- SHORT EXERCISE -
All lines below must be repeated exactly, with the pictures omitted.

- DATASET EXTRACT -
........

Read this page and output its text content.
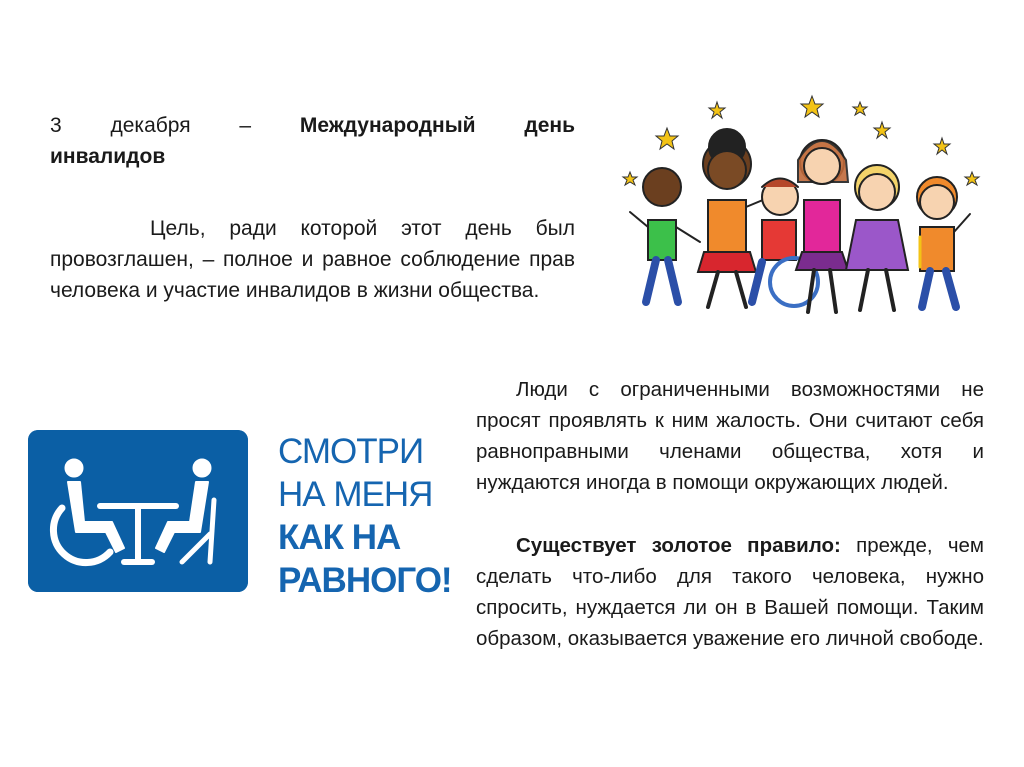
3 декабря – Международный день
инвалидов
Цель, ради которой этот день был провозглашен, – полное и равное соблюдение прав человека и участие инвалидов в жизни общества.
СМОТРИ
НА МЕНЯ
КАК НА
РАВНОГО!
Люди с ограниченными возможностями не просят проявлять к ним жалость. Они считают себя равноправными членами общества, хотя и нуждаются иногда в помощи окружающих людей.
Существует золотое правило: прежде, чем сделать что-либо для такого человека, нужно спросить, нуждается ли он в Вашей помощи. Таким образом, оказывается уважение его личной свободе.
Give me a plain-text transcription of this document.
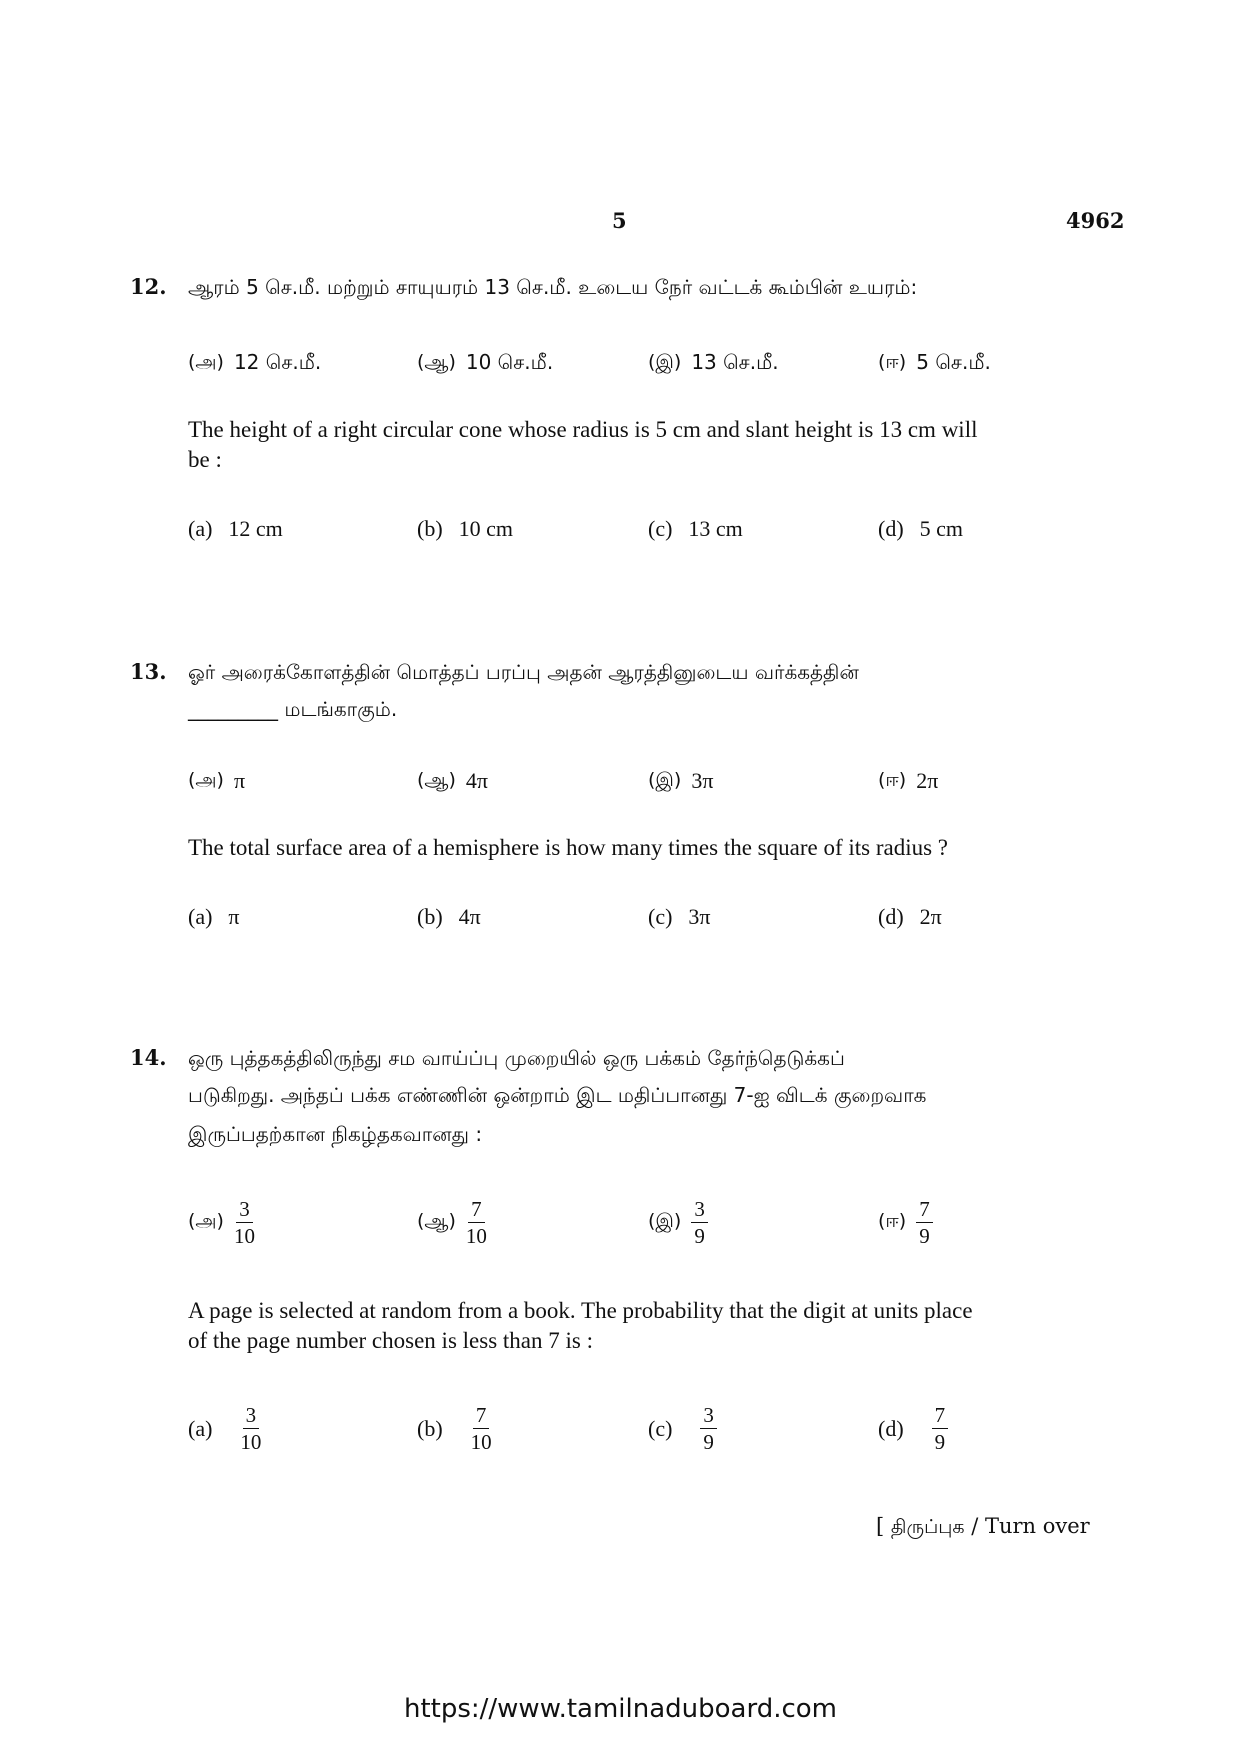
5	4962
12. ஆரம் 5 செ.மீ. மற்றும் சாயுயரம் 13 செ.மீ. உடைய நேர் வட்டக் கூம்பின் உயரம்:
(அ) 12 செ.மீ.	(ஆ) 10 செ.மீ.	(இ) 13 செ.மீ.	(ஈ) 5 செ.மீ.
The height of a right circular cone whose radius is 5 cm and slant height is 13 cm will
be :
(a) 12 cm	(b) 10 cm	(c) 13 cm	(d) 5 cm
13. ஓர் அரைக்கோளத்தின் மொத்தப் பரப்பு அதன் ஆரத்தினுடைய வர்க்கத்தின்
_________ மடங்காகும்.
(அ) π	(ஆ) 4π	(இ) 3π	(ஈ) 2π
The total surface area of a hemisphere is how many times the square of its radius ?
(a) π	(b) 4π	(c) 3π	(d) 2π
14. ஒரு புத்தகத்திலிருந்து சம வாய்ப்பு முறையில் ஒரு பக்கம் தேர்ந்தெடுக்கப்
படுகிறது. அந்தப் பக்க எண்ணின் ஒன்றாம் இட மதிப்பானது 7-ஐ விடக் குறைவாக
இருப்பதற்கான நிகழ்தகவானது :
(அ) $\frac{3}{10}$	(ஆ) $\frac{7}{10}$	(இ) $\frac{3}{9}$	(ஈ) $\frac{7}{9}$
A page is selected at random from a book. The probability that the digit at units place
of the page number chosen is less than 7 is :
$(a) \frac{3}{10}$	$(b) \frac{7}{10}$	$(c) \frac{3}{9}$	$(d) \frac{7}{9}$
[ திருப்புக / Turn over
https://www.tamilnaduboard.com
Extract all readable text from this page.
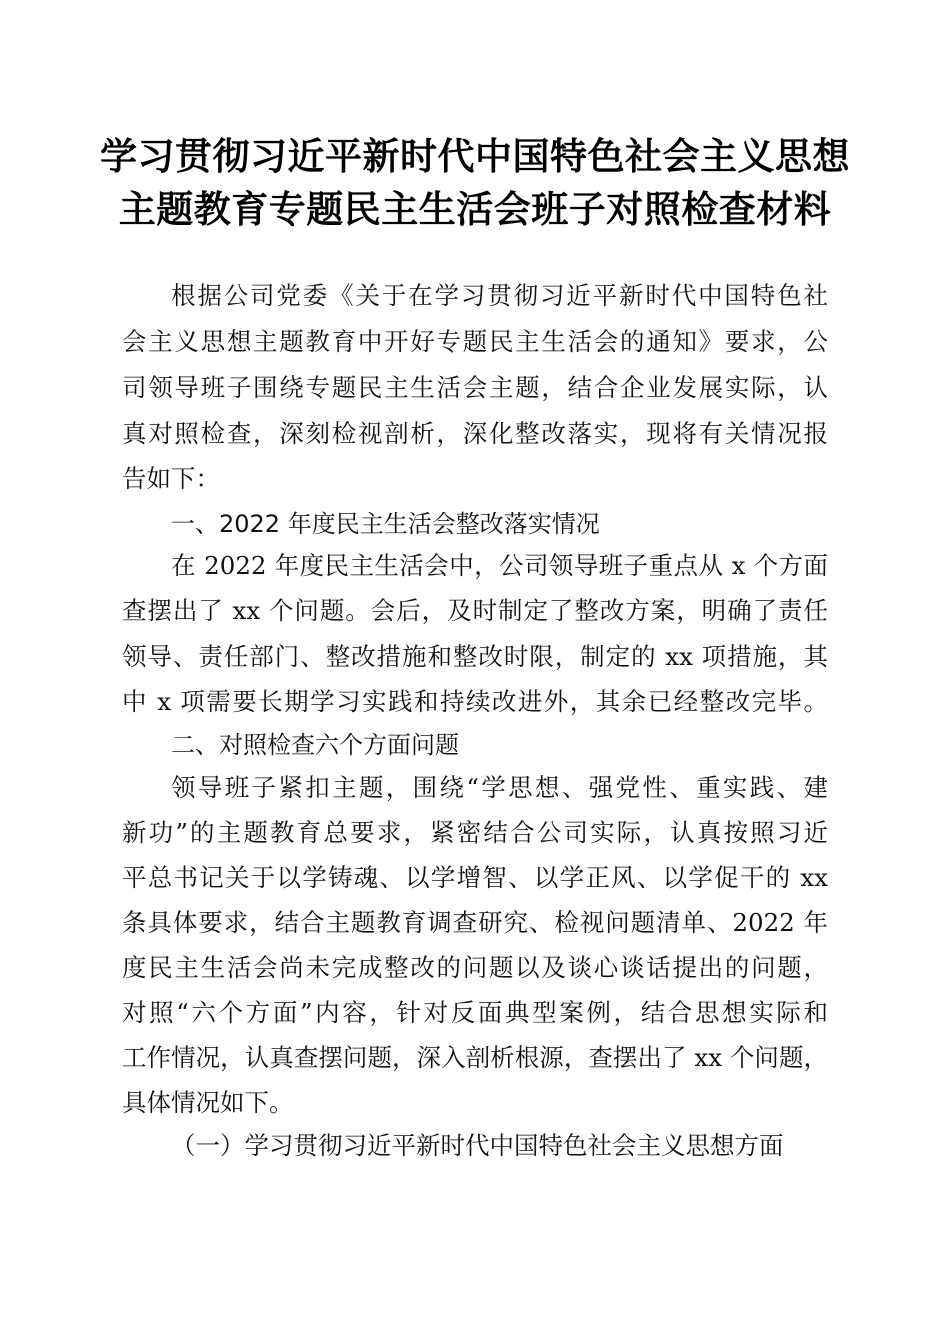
学习贯彻习近平新时代中国特色社会主义思想
主题教育专题民主生活会班子对照检查材料
根据公司党委《关于在学习贯彻习近平新时代中国特色社
会主义思想主题教育中开好专题民主生活会的通知》要求，公
司领导班子围绕专题民主生活会主题，结合企业发展实际，认
真对照检查，深刻检视剖析，深化整改落实，现将有关情况报
告如下：
一、2022 年度民主生活会整改落实情况
在 2022 年度民主生活会中，公司领导班子重点从 x 个方面
查摆出了 xx 个问题。会后，及时制定了整改方案，明确了责任
领导、责任部门、整改措施和整改时限，制定的 xx 项措施，其
中 x 项需要长期学习实践和持续改进外，其余已经整改完毕。
二、对照检查六个方面问题
领导班子紧扣主题，围绕“学思想、强党性、重实践、建
新功”的主题教育总要求，紧密结合公司实际，认真按照习近
平总书记关于以学铸魂、以学增智、以学正风、以学促干的 xx
条具体要求，结合主题教育调查研究、检视问题清单、2022 年
度民主生活会尚未完成整改的问题以及谈心谈话提出的问题，
对照“六个方面”内容，针对反面典型案例，结合思想实际和
工作情况，认真查摆问题，深入剖析根源，查摆出了 xx 个问题，
具体情况如下。
（一）学习贯彻习近平新时代中国特色社会主义思想方面
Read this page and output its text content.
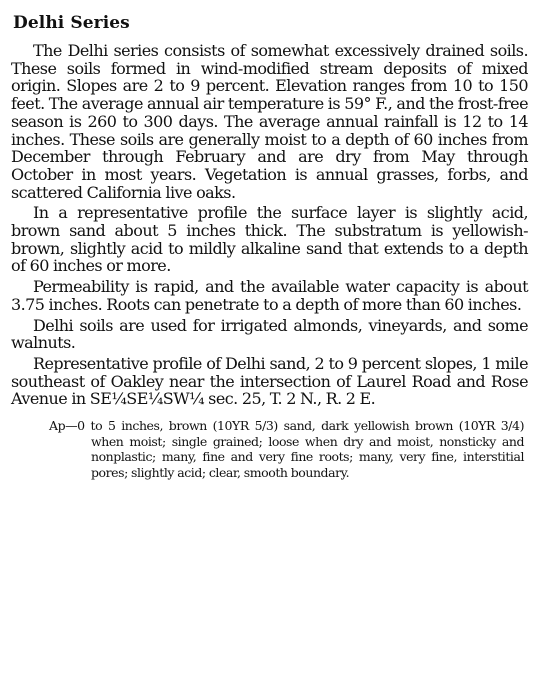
Delhi Series

The Delhi series consists of somewhat excessively drained soils. These soils formed in wind-modified stream deposits of mixed origin. Slopes are 2 to 9 percent. Elevation ranges from 10 to 150 feet. The average annual air temperature is 59° F., and the frost-free season is 260 to 300 days. The average annual rainfall is 12 to 14 inches. These soils are generally moist to a depth of 60 inches from December through February and are dry from May through October in most years. Vegetation is annual grasses, forbs, and scattered California live oaks.

In a representative profile the surface layer is slightly acid, brown sand about 5 inches thick. The substratum is yellowish-brown, slightly acid to mildly alkaline sand that extends to a depth of 60 inches or more.

Permeability is rapid, and the available water capacity is about 3.75 inches. Roots can penetrate to a depth of more than 60 inches.

Delhi soils are used for irrigated almonds, vineyards, and some walnuts.

Representative profile of Delhi sand, 2 to 9 percent slopes, 1 mile southeast of Oakley near the intersection of Laurel Road and Rose Avenue in SE¼SE¼SW¼ sec. 25, T. 2 N., R. 2 E.

Ap—0 to 5 inches, brown (10YR 5/3) sand, dark yellowish brown (10YR 3/4) when moist; single grained; loose when dry and moist, nonsticky and nonplastic; many, fine and very fine roots; many, very fine, interstitial pores; slightly acid; clear, smooth boundary.
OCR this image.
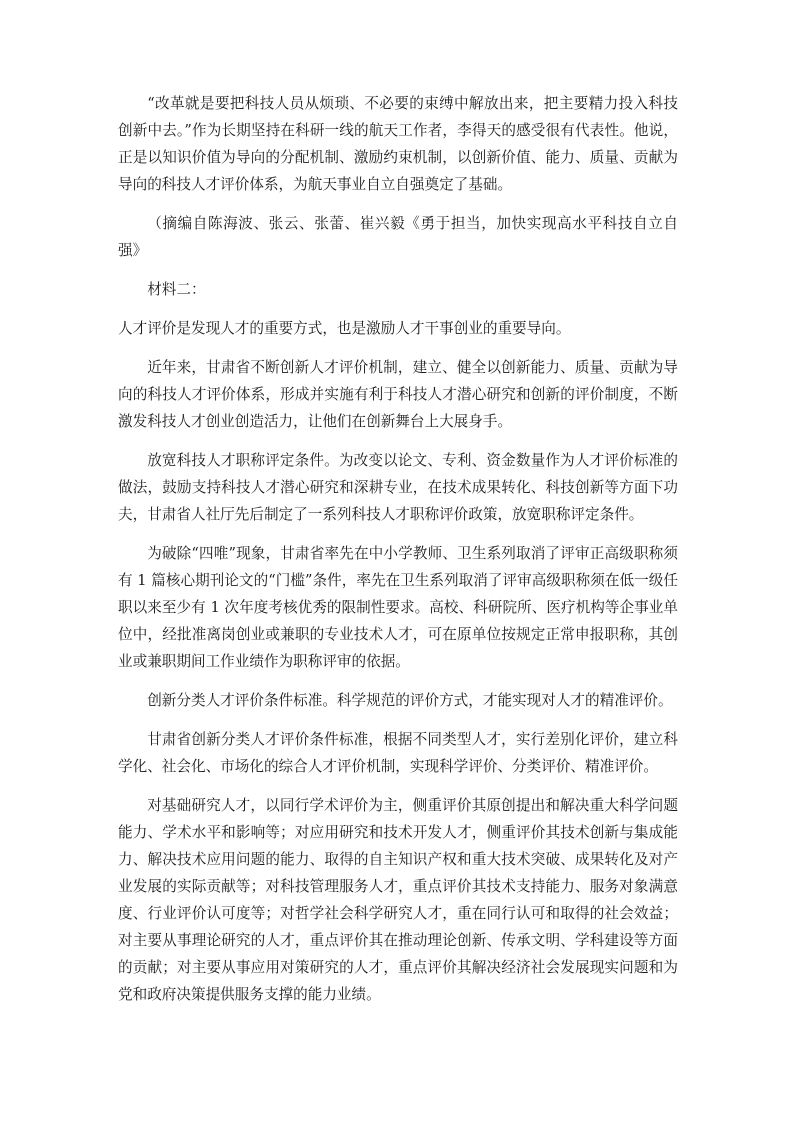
“改革就是要把科技人员从烦琐、不必要的束缚中解放出来，把主要精力投入科技创新中去。”作为长期坚持在科研一线的航天工作者，李得天的感受很有代表性。他说，正是以知识价值为导向的分配机制、激励约束机制，以创新价值、能力、质量、贡献为导向的科技人才评价体系，为航天事业自立自强奠定了基础。

（摘编自陈海波、张云、张蕾、崔兴毅《勇于担当，加快实现高水平科技自立自强》

材料二：

人才评价是发现人才的重要方式，也是激励人才干事创业的重要导向。

近年来，甘肃省不断创新人才评价机制，建立、健全以创新能力、质量、贡献为导向的科技人才评价体系，形成并实施有利于科技人才潜心研究和创新的评价制度，不断激发科技人才创业创造活力，让他们在创新舞台上大展身手。

放宽科技人才职称评定条件。为改变以论文、专利、资金数量作为人才评价标准的做法，鼓励支持科技人才潜心研究和深耕专业，在技术成果转化、科技创新等方面下功夫，甘肃省人社厅先后制定了一系列科技人才职称评价政策，放宽职称评定条件。

为破除“四唯”现象，甘肃省率先在中小学教师、卫生系列取消了评审正高级职称须有 1 篇核心期刊论文的“门槛”条件，率先在卫生系列取消了评审高级职称须在低一级任职以来至少有 1 次年度考核优秀的限制性要求。高校、科研院所、医疗机构等企事业单位中，经批准离岗创业或兼职的专业技术人才，可在原单位按规定正常申报职称，其创业或兼职期间工作业绩作为职称评审的依据。

创新分类人才评价条件标准。科学规范的评价方式，才能实现对人才的精准评价。

甘肃省创新分类人才评价条件标准，根据不同类型人才，实行差别化评价，建立科学化、社会化、市场化的综合人才评价机制，实现科学评价、分类评价、精准评价。

对基础研究人才，以同行学术评价为主，侧重评价其原创提出和解决重大科学问题能力、学术水平和影响等；对应用研究和技术开发人才，侧重评价其技术创新与集成能力、解决技术应用问题的能力、取得的自主知识产权和重大技术突破、成果转化及对产业发展的实际贡献等；对科技管理服务人才，重点评价其技术支持能力、服务对象满意度、行业评价认可度等；对哲学社会科学研究人才，重在同行认可和取得的社会效益；对主要从事理论研究的人才，重点评价其在推动理论创新、传承文明、学科建设等方面的贡献；对主要从事应用对策研究的人才，重点评价其解决经济社会发展现实问题和为党和政府决策提供服务支撑的能力业绩。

........

- TASK RESULT -
Read this page and output its text content.
3 декабря – Международный день
инвалидов
Цель, ради которой этот день был провозглашен, – полное и равное соблюдение прав человека и участие инвалидов в жизни общества.
СМОТРИ
НА МЕНЯ
КАК НА
РАВНОГО!
Люди с ограниченными возможностями не просят проявлять к ним жалость. Они считают себя равноправными членами общества, хотя и нуждаются иногда в помощи окружающих людей.
Существует золотое правило: прежде, чем сделать что-либо для такого человека, нужно спросить, нуждается ли он в Вашей помощи. Таким образом, оказывается уважение его личной свободе.
Give me a plain-text transcription of this document.
5	4962
12. ஆரம் 5 செ.மீ. மற்றும் சாயுயரம் 13 செ.மீ. உடைய நேர் வட்டக் கூம்பின் உயரம்:
(அ) 12 செ.மீ.	(ஆ) 10 செ.மீ.	(இ) 13 செ.மீ.	(ஈ) 5 செ.மீ.
The height of a right circular cone whose radius is 5 cm and slant height is 13 cm will
be :
(a) 12 cm	(b) 10 cm	(c) 13 cm	(d) 5 cm
13. ஓர் அரைக்கோளத்தின் மொத்தப் பரப்பு அதன் ஆரத்தினுடைய வர்க்கத்தின்
_________ மடங்காகும்.
(அ) π	(ஆ) 4π	(இ) 3π	(ஈ) 2π
The total surface area of a hemisphere is how many times the square of its radius ?
(a) π	(b) 4π	(c) 3π	(d) 2π
14. ஒரு புத்தகத்திலிருந்து சம வாய்ப்பு முறையில் ஒரு பக்கம் தேர்ந்தெடுக்கப்
படுகிறது. அந்தப் பக்க எண்ணின் ஒன்றாம் இட மதிப்பானது 7-ஐ விடக் குறைவாக
இருப்பதற்கான நிகழ்தகவானது :
(அ) $\frac{3}{10}$	(ஆ) $\frac{7}{10}$	(இ) $\frac{3}{9}$	(ஈ) $\frac{7}{9}$
A page is selected at random from a book. The probability that the digit at units place
of the page number chosen is less than 7 is :
$(a) \frac{3}{10}$	$(b) \frac{7}{10}$	$(c) \frac{3}{9}$	$(d) \frac{7}{9}$
[ திருப்புக / Turn over
https://www.tamilnaduboard.com
Extract all readable text from this page.
学习贯彻习近平新时代中国特色社会主义思想
主题教育专题民主生活会班子对照检查材料
根据公司党委《关于在学习贯彻习近平新时代中国特色社
会主义思想主题教育中开好专题民主生活会的通知》要求，公
司领导班子围绕专题民主生活会主题，结合企业发展实际，认
真对照检查，深刻检视剖析，深化整改落实，现将有关情况报
告如下：
一、2022 年度民主生活会整改落实情况
在 2022 年度民主生活会中，公司领导班子重点从 x 个方面
查摆出了 xx 个问题。会后，及时制定了整改方案，明确了责任
领导、责任部门、整改措施和整改时限，制定的 xx 项措施，其
中 x 项需要长期学习实践和持续改进外，其余已经整改完毕。
二、对照检查六个方面问题
领导班子紧扣主题，围绕“学思想、强党性、重实践、建
新功”的主题教育总要求，紧密结合公司实际，认真按照习近
平总书记关于以学铸魂、以学增智、以学正风、以学促干的 xx
条具体要求，结合主题教育调查研究、检视问题清单、2022 年
度民主生活会尚未完成整改的问题以及谈心谈话提出的问题，
对照“六个方面”内容，针对反面典型案例，结合思想实际和
工作情况，认真查摆问题，深入剖析根源，查摆出了 xx 个问题，
具体情况如下。
（一）学习贯彻习近平新时代中国特色社会主义思想方面
Read this page and output its text content.
Delhi Series

The Delhi series consists of somewhat excessively drained soils. These soils formed in wind-modified stream deposits of mixed origin. Slopes are 2 to 9 percent. Elevation ranges from 10 to 150 feet. The average annual air temperature is 59° F., and the frost-free season is 260 to 300 days. The average annual rainfall is 12 to 14 inches. These soils are generally moist to a depth of 60 inches from December through February and are dry from May through October in most years. Vegetation is annual grasses, forbs, and scattered California live oaks.

In a representative profile the surface layer is slightly acid, brown sand about 5 inches thick. The substratum is yellowish-brown, slightly acid to mildly alkaline sand that extends to a depth of 60 inches or more.

Permeability is rapid, and the available water capacity is about 3.75 inches. Roots can penetrate to a depth of more than 60 inches.

Delhi soils are used for irrigated almonds, vineyards, and some walnuts.

Representative profile of Delhi sand, 2 to 9 percent slopes, 1 mile southeast of Oakley near the intersection of Laurel Road and Rose Avenue in SE¼SE¼SW¼ sec. 25, T. 2 N., R. 2 E.

Ap—0 to 5 inches, brown (10YR 5/3) sand, dark yellowish brown (10YR 3/4) when moist; single grained; loose when dry and moist, nonsticky and nonplastic; many, fine and very fine roots; many, very fine, interstitial pores; slightly acid; clear, smooth boundary.
OCR this image.
“改革就是要把科技人员从烦琐、不必要的束缚中解放出来，把主要精力投入科技创新中去。”作为长期坚持在科研一线的航天工作者，李得天的感受很有代表性。他说，正是以知识价值为导向的分配机制、激励约束机制，以创新价值、能力、质量、贡献为导向的科技人才评价体系，为航天事业自立自强奠定了基础。

（摘编自陈海波、张云、张蕾、崔兴毅《勇于担当，加快实现高水平科技自立自强》

材料二：

人才评价是发现人才的重要方式，也是激励人才干事创业的重要导向。

近年来，甘肃省不断创新人才评价机制，建立、健全以创新能力、质量、贡献为导向的科技人才评价体系，形成并实施有利于科技人才潜心研究和创新的评价制度，不断激发科技人才创业创造活力，让他们在创新舞台上大展身手。

放宽科技人才职称评定条件。为改变以论文、专利、资金数量作为人才评价标准的做法，鼓励支持科技人才潜心研究和深耕专业，在技术成果转化、科技创新等方面下功夫，甘肃省人社厅先后制定了一系列科技人才职称评价政策，放宽职称评定条件。

为破除“四唯”现象，甘肃省率先在中小学教师、卫生系列取消了评审正高级职称须有 1 篇核心期刊论文的“门槛”条件，率先在卫生系列取消了评审高级职称须在低一级任职以来至少有 1 次年度考核优秀的限制性要求。高校、科研院所、医疗机构等企事业单位中，经批准离岗创业或兼职的专业技术人才，可在原单位按规定正常申报职称，其创业或兼职期间工作业绩作为职称评审的依据。

创新分类人才评价条件标准。科学规范的评价方式，才能实现对人才的精准评价。

甘肃省创新分类人才评价条件标准，根据不同类型人才，实行差别化评价，建立科学化、社会化、市场化的综合人才评价机制，实现科学评价、分类评价、精准评价。

对基础研究人才，以同行学术评价为主，侧重评价其原创提出和解决重大科学问题能力、学术水平和影响等；对应用研究和技术开发人才，侧重评价其技术创新与集成能力、解决技术应用问题的能力、取得的自主知识产权和重大技术突破、成果转化及对产业发展的实际贡献等；对科技管理服务人才，重点评价其技术支持能力、服务对象满意度、行业评价认可度等；对哲学社会科学研究人才，重在同行认可和取得的社会效益；对主要从事理论研究的人才，重点评价其在推动理论创新、传承文明、学科建设等方面的贡献；对主要从事应用对策研究的人才，重点评价其解决经济社会发展现实问题和为党和政府决策提供服务支撑的能力业绩。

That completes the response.